* **THE REQUEST**
Go through the data below line by line and count those containing the word "grandmother". Reply with the count only.

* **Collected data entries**
○ ○ ○
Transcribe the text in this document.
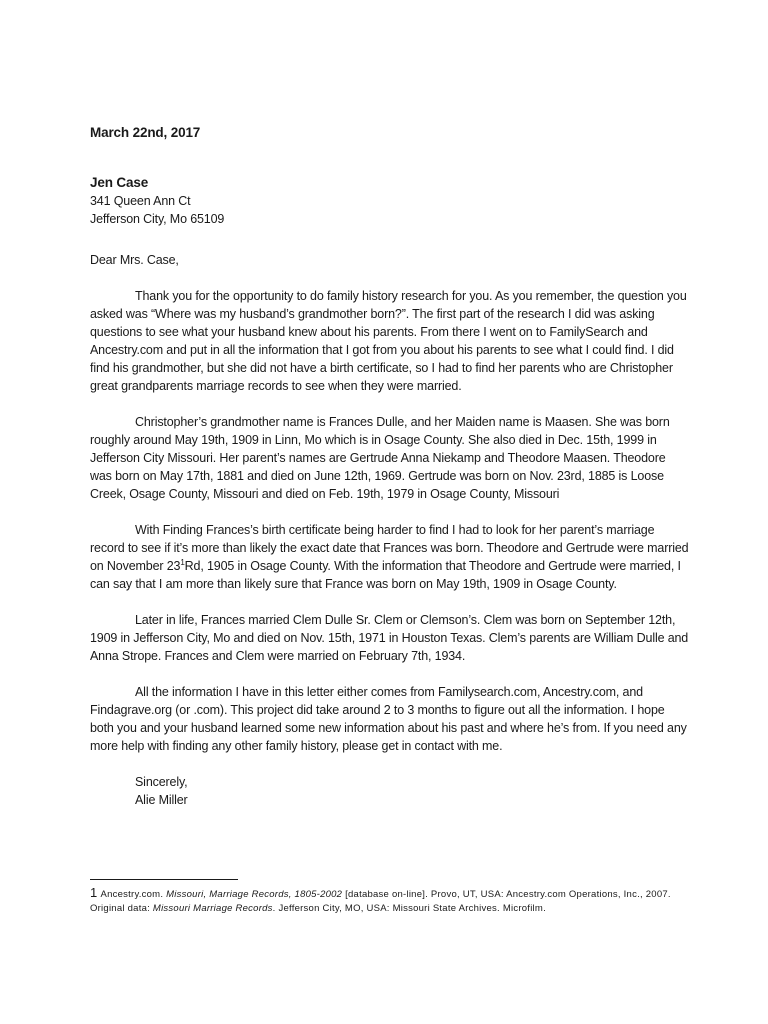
March 22nd, 2017

Jen Case

341 Queen Ann Ct

Jefferson City, Mo 65109

Dear Mrs. Case,

Thank you for the opportunity to do family history research for you. As you remember, the question you asked was “Where was my husband’s grandmother born?”. The first part of the research I did was asking questions to see what your husband knew about his parents. From there I went on to FamilySearch and Ancestry.com and put in all the information that I got from you about his parents to see what I could find. I did find his grandmother, but she did not have a birth certificate, so I had to find her parents who are Christopher great grandparents marriage records to see when they were married.

Christopher’s grandmother name is Frances Dulle, and her Maiden name is Maasen. She was born roughly around May 19th, 1909 in Linn, Mo which is in Osage County. She also died in Dec. 15th, 1999 in Jefferson City Missouri. Her parent’s names are Gertrude Anna Niekamp and Theodore Maasen. Theodore was born on May 17th, 1881 and died on June 12th, 1969. Gertrude was born on Nov. 23rd, 1885 is Loose Creek, Osage County, Missouri and died on Feb. 19th, 1979 in Osage County, Missouri

With Finding Frances’s birth certificate being harder to find I had to look for her parent’s marriage record to see if it’s more than likely the exact date that Frances was born. Theodore and Gertrude were married on November $23^1Rd$, 1905 in Osage County. With the information that Theodore and Gertrude were married, I can say that I am more than likely sure that France was born on May 19th, 1909 in Osage County.

Later in life, Frances married Clem Dulle Sr. Clem or Clemson’s. Clem was born on September 12th, 1909 in Jefferson City, Mo and died on Nov. 15th, 1971 in Houston Texas. Clem’s parents are William Dulle and Anna Strope. Frances and Clem were married on February 7th, 1934.

All the information I have in this letter either comes from Familysearch.com, Ancestry.com, and Findagrave.org (or .com). This project did take around 2 to 3 months to figure out all the information. I hope both you and your husband learned some new information about his past and where he’s from. If you need any more help with finding any other family history, please get in contact with me.

Sincerely,

Alie Miller

1 Ancestry.com. Missouri, Marriage Records, 1805-2002 [database on-line]. Provo, UT, USA: Ancestry.com Operations, Inc., 2007.
Original data: Missouri Marriage Records. Jefferson City, MO, USA: Missouri State Archives. Microfilm.
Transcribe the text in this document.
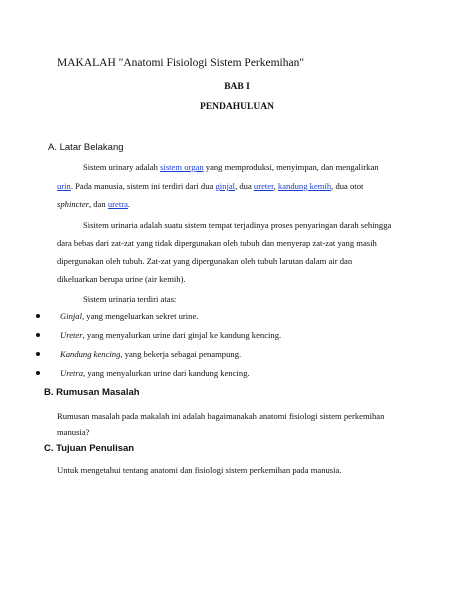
MAKALAH "Anatomi Fisiologi Sistem Perkemihan"
BAB I
PENDAHULUAN
A. Latar Belakang
Sistem urinary adalah sistem organ yang memproduksi, menyimpan, dan mengalirkan
urin. Pada manusia, sistem ini terdiri dari dua ginjal, dua ureter, kandung kemih, dua otot
sphincter, dan uretra.
Sisitem urinaria adalah suatu sistem tempat terjadinya proses penyaringan darah sehingga
dara bebas dari zat-zat yang tidak dipergunakan oleh tubuh dan menyerap zat-zat yang masih
dipergunakan oleh tubuh. Zat-zat yang dipergunakan oleh tubuh larutan dalam air dan
dikeluarkan berupa urine (air kemih).
Sistem urinaria terdiri atas:
Ginjal, yang mengeluarkan sekret urine.
Ureter, yang menyalurkan urine dari ginjal ke kandung kencing.
Kandung kencing, yang bekerja sebagai penampung.
Uretra, yang menyalurkan urine dari kandung kencing.
B. Rumusan Masalah
Rumusan masalah pada makalah ini adalah bagaimanakah anatomi fisiologi sistem perkemihan
manusia?
C. Tujuan Penulisan
Untuk mengetahui tentang anatomi dan fisiologi sistem perkemihan pada manusia.
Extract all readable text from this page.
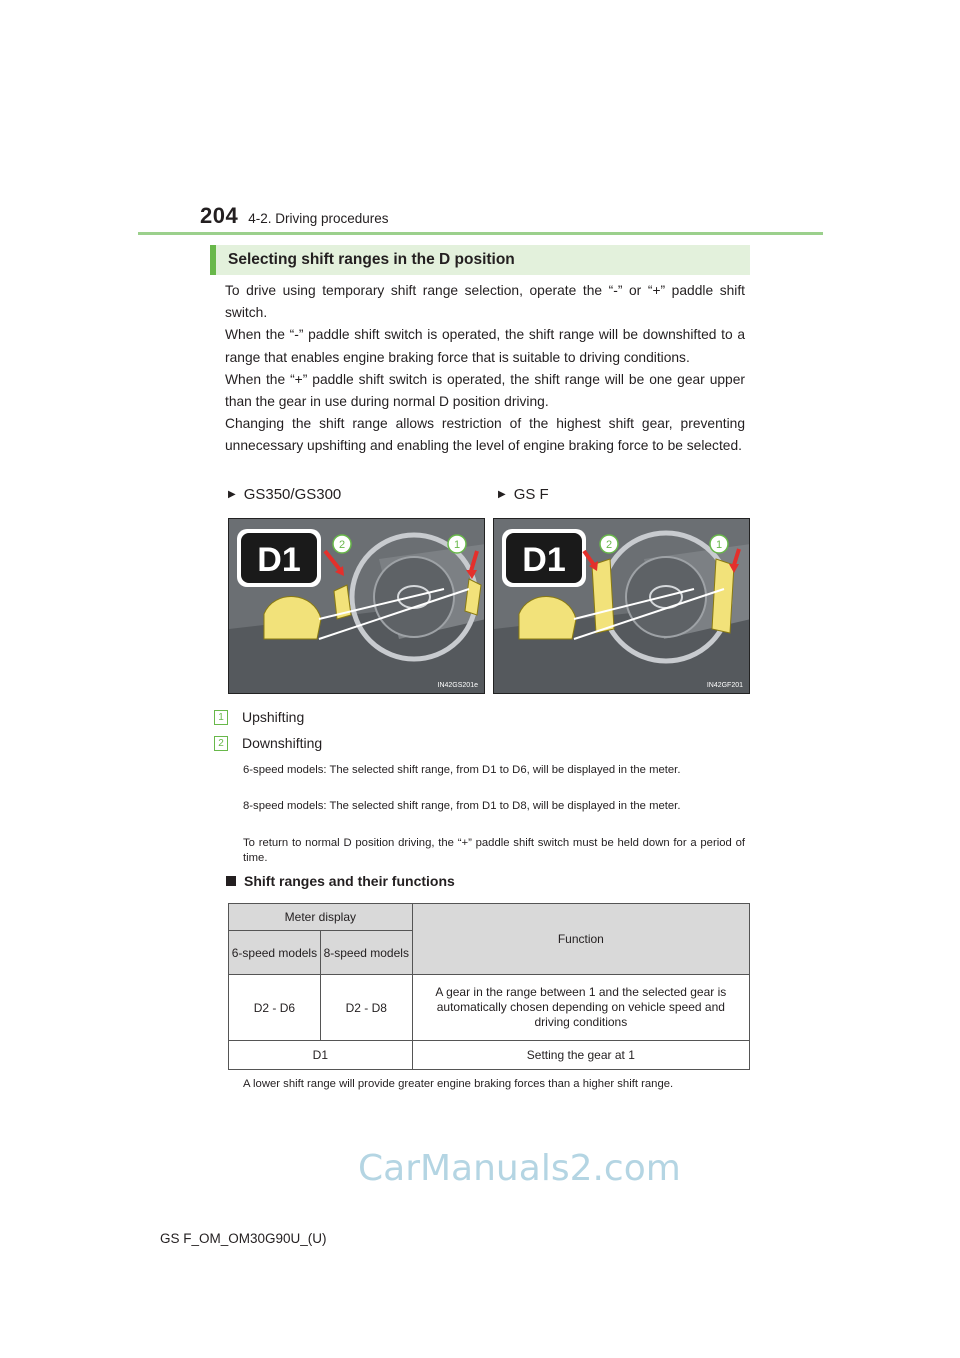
204 4-2. Driving procedures
Selecting shift ranges in the D position

To drive using temporary shift range selection, operate the “-” or “+” paddle shift switch.

When the “-” paddle shift switch is operated, the shift range will be downshifted to a range that enables engine braking force that is suitable to driving conditions.

When the “+” paddle shift switch is operated, the shift range will be one gear upper than the gear in use during normal D position driving.

Changing the shift range allows restriction of the highest shift gear, preventing unnecessary upshifting and enabling the level of engine braking force to be selected.

▶ GS350/GS300	▶ GS F
D1	2	1
IN42GS201e
D1	2	1
IN42GF201
1	Upshifting
2	Downshifting

6-speed models: The selected shift range, from D1 to D6, will be displayed in the meter.

8-speed models: The selected shift range, from D1 to D8, will be displayed in the meter.

To return to normal D position driving, the “+” paddle shift switch must be held down for a period of time.

Shift ranges and their functions
Meter display		Function
6-speed models	8-speed models	
D2 - D6	D2 - D8	A gear in the range between 1 and the selected gear is automatically chosen depending on vehicle speed and driving conditions
D1		Setting the gear at 1

A lower shift range will provide greater engine braking forces than a higher shift range.

CarManuals2.com
GS F_OM_OM30G90U_(U)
○ ○ ○
* **WORKED ANSWER**
2